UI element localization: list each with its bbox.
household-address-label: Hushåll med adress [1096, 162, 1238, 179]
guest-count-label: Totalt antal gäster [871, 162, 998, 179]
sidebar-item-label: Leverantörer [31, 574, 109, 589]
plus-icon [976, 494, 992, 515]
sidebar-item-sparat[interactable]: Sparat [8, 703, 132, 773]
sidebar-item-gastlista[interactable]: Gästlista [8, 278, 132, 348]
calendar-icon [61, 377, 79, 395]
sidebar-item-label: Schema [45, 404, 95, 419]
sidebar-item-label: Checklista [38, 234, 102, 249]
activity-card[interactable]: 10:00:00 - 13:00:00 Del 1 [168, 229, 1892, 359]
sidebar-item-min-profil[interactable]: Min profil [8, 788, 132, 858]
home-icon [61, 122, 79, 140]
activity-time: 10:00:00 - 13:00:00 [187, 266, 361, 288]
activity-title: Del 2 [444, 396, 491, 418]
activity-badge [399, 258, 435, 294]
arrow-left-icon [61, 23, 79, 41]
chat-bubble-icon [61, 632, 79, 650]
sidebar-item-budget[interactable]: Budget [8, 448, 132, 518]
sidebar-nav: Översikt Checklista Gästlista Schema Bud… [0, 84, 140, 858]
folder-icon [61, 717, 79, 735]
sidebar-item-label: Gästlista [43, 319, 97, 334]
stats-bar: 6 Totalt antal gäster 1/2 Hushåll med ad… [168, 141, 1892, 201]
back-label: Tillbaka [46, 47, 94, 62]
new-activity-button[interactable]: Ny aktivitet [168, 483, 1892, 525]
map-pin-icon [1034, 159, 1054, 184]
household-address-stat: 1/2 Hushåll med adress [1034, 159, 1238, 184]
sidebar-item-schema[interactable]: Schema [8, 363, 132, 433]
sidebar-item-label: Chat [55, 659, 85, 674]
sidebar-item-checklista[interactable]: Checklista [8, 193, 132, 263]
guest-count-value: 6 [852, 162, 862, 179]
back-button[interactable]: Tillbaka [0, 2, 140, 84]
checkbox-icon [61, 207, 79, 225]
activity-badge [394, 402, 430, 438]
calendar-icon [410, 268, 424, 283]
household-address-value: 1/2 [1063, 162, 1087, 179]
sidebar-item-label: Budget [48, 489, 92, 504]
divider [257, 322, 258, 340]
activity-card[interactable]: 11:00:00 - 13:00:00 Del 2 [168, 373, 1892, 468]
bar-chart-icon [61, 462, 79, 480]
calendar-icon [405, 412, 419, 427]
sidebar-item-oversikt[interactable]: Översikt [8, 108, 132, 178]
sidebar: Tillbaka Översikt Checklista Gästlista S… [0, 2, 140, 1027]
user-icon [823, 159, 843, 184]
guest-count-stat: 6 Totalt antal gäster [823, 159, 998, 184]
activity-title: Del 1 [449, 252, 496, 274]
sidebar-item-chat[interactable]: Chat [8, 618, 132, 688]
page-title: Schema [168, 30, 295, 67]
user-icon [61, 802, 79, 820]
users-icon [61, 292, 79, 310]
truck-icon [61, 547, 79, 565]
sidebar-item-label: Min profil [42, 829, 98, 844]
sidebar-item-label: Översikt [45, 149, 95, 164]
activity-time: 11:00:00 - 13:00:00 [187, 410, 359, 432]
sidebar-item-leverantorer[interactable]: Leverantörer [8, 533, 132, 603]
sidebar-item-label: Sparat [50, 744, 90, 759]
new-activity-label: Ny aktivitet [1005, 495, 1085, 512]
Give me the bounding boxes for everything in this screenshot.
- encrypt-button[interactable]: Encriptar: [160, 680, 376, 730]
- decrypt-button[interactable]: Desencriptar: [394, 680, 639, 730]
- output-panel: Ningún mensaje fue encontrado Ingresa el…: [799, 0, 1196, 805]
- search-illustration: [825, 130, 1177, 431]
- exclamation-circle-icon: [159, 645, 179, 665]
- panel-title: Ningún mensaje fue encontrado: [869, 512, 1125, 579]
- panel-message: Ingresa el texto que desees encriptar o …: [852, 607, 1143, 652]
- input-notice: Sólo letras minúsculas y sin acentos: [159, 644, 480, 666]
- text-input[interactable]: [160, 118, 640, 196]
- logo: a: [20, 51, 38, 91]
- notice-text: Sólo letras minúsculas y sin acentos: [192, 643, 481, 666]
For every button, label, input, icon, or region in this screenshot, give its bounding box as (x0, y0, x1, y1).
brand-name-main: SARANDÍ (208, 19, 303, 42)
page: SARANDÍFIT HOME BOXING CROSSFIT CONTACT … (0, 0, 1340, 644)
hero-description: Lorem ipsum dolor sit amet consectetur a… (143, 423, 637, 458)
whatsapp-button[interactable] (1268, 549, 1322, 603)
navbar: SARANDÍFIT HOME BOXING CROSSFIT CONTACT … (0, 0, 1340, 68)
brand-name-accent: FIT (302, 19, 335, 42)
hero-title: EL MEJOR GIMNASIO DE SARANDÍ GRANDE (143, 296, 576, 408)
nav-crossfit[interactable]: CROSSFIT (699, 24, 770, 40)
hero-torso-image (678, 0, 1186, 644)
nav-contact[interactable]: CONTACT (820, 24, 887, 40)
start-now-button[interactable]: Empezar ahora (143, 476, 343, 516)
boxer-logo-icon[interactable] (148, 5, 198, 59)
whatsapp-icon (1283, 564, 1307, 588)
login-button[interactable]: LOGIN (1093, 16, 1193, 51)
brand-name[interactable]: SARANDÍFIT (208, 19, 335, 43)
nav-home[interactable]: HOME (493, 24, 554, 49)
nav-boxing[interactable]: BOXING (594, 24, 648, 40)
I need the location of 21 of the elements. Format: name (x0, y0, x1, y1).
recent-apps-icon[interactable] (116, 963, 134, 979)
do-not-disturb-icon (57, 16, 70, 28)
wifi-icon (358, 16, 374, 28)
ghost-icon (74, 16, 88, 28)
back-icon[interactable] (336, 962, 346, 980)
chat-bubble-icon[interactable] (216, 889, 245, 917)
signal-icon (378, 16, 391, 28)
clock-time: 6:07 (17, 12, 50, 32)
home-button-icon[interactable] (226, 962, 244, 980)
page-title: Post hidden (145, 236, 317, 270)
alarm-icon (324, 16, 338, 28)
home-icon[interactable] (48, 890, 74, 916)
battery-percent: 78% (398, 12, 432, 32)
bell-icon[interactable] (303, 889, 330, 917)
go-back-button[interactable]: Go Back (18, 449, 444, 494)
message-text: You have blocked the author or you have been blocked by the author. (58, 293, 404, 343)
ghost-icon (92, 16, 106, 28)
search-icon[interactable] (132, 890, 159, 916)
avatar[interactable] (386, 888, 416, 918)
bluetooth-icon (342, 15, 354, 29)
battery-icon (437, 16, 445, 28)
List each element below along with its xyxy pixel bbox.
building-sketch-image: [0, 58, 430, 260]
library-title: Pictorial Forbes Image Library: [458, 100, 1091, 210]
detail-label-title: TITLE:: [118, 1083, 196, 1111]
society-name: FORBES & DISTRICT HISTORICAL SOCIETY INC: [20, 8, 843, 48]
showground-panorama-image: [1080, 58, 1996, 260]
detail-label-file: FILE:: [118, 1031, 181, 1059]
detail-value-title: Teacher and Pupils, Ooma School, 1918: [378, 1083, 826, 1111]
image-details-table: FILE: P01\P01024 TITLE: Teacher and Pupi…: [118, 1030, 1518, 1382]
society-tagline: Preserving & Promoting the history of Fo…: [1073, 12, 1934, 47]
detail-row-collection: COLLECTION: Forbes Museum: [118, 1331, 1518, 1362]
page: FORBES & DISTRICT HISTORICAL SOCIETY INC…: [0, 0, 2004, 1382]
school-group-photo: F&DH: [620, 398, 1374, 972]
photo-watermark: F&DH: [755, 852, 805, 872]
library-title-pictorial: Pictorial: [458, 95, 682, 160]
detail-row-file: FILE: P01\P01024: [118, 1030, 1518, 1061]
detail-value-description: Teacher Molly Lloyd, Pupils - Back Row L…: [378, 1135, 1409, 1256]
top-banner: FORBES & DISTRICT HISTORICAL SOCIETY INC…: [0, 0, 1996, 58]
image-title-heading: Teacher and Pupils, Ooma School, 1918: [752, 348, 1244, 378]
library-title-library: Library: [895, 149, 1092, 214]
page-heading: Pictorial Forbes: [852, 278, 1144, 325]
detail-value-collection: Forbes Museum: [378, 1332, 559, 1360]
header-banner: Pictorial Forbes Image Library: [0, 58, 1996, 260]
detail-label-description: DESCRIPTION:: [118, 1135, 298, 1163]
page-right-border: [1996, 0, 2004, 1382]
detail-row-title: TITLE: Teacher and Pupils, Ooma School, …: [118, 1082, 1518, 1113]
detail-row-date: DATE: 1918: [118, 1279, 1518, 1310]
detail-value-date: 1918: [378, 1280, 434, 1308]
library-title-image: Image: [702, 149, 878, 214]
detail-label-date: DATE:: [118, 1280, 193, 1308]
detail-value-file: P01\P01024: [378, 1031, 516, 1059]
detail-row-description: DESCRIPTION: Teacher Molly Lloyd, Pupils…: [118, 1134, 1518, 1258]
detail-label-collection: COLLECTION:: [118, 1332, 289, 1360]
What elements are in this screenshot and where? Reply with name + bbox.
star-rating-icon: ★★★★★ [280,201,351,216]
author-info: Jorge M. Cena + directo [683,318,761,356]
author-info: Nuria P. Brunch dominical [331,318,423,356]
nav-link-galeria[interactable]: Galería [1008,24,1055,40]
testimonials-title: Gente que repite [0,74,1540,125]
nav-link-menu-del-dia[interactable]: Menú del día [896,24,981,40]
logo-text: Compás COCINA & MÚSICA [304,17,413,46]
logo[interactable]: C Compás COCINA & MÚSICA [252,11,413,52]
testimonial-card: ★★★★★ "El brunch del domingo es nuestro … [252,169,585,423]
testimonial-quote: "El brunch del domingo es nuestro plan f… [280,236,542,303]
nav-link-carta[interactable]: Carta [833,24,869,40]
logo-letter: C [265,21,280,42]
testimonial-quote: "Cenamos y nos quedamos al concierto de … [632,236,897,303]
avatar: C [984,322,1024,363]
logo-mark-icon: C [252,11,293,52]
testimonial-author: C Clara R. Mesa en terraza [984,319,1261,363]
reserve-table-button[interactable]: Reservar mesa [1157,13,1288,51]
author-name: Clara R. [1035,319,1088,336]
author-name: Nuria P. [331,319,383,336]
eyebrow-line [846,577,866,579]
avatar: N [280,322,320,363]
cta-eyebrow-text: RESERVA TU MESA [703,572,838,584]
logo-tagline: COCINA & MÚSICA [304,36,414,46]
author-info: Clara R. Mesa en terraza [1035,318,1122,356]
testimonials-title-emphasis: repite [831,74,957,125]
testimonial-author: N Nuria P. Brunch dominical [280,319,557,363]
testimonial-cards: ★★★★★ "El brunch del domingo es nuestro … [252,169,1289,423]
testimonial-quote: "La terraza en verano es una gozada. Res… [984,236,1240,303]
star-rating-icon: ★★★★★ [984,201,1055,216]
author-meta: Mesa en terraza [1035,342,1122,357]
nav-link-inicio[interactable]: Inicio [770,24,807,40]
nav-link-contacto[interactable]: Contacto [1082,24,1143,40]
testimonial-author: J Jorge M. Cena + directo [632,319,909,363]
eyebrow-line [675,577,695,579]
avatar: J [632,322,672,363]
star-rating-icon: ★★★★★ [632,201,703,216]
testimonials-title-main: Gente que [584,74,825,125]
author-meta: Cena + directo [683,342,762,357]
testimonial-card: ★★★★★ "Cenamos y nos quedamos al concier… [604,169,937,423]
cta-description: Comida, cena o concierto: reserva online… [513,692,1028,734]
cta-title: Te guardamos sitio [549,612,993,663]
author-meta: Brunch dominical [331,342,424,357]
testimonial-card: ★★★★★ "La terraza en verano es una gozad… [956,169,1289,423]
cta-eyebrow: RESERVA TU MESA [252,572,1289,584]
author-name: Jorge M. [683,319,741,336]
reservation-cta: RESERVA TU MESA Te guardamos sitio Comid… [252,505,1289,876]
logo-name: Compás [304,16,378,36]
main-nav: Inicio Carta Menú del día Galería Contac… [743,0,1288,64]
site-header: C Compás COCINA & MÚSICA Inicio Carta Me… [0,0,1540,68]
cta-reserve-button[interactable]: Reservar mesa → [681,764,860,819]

○ ○ ○

List every row that contains the word "quedamos", copying each such row in full. Case counts when matching.

testimonial-quote: "Cenamos y nos quedamos al concierto de … [632,236,897,303]
testimonial-card: ★★★★★ "Cenamos y nos quedamos al concier… [604,169,937,423]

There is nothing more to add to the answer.